§ Work instructions: Report, word for word, every line of the material that contains "value".

§ Information supplied:
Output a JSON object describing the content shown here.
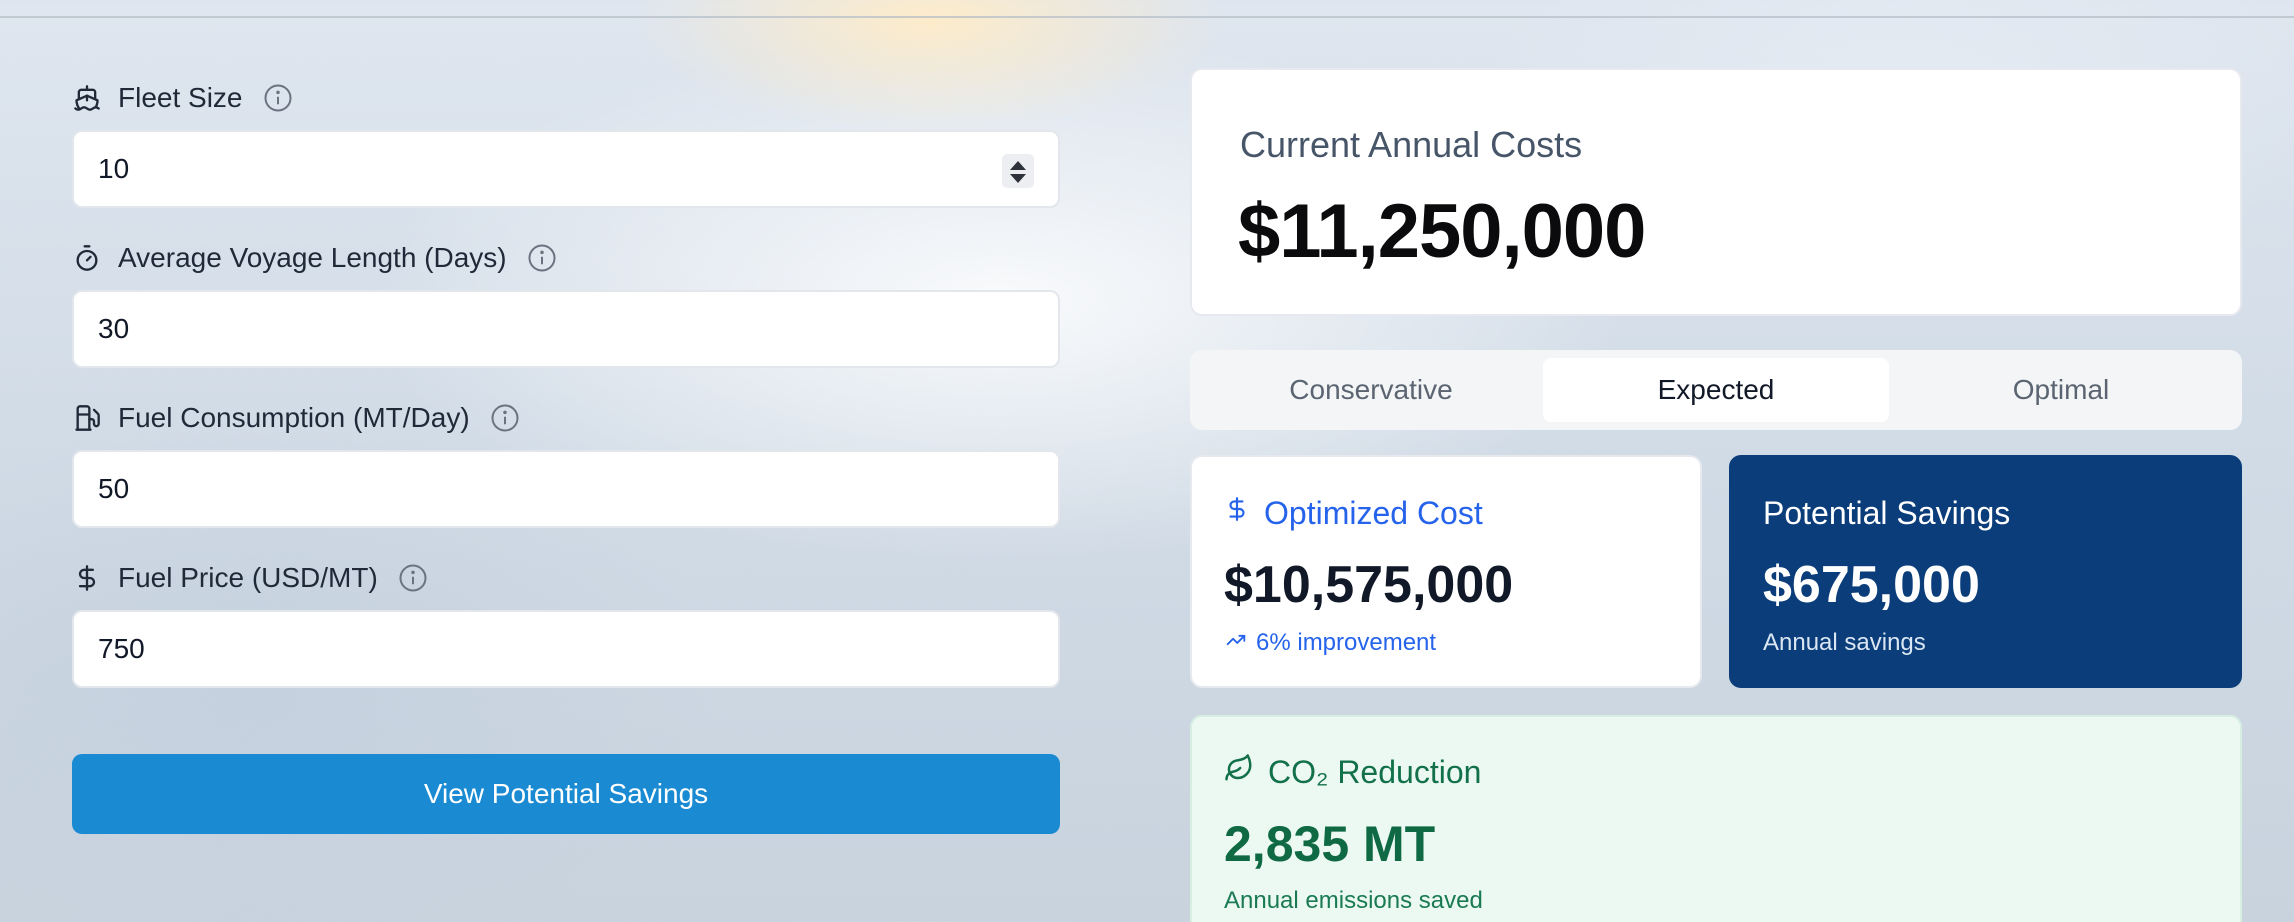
{
  "form": {
    "fleet_size": {
      "label": "Fleet Size",
      "value": "10"
    },
    "voyage_length": {
      "label": "Average Voyage Length (Days)",
      "value": "30"
    },
    "fuel_consumption": {
      "label": "Fuel Consumption (MT/Day)",
      "value": "50"
    },
    "fuel_price": {
      "label": "Fuel Price (USD/MT)",
      "value": "750"
    },
    "submit_label": "View Potential Savings"
  },
  "annual_costs": {
    "label": "Current Annual Costs",
    "value": "$11,250,000"
  },
  "scenario_tabs": {
    "items": [
      "Conservative",
      "Expected",
      "Optimal"
    ],
    "active": "Expected"
  },
  "optimized_cost": {
    "label": "Optimized Cost",
    "value": "$10,575,000",
    "improvement": "6% improvement"
  },
  "potential_savings": {
    "label": "Potential Savings",
    "value": "$675,000",
    "sub": "Annual savings"
  },
  "co2": {
    "label": "CO₂ Reduction",
    "value": "2,835 MT",
    "sub": "Annual emissions saved"
  },
  "colors": {
    "primary_button": "#1a8bd2",
    "accent_blue": "#2563eb",
    "savings_card": "#0a3d7a",
    "co2_green": "#13714a"
  },
  "icons": [
    "ship-icon",
    "stopwatch-icon",
    "fuel-pump-icon",
    "dollar-icon",
    "info-icon",
    "trend-up-icon",
    "leaf-icon"
  ]
}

§ The output:
      "value": "10"
      "value": "30"
      "value": "50"
      "value": "750"
    "value": "$11,250,000"
    "value": "$10,575,000",
    "value": "$675,000",
    "value": "2,835 MT",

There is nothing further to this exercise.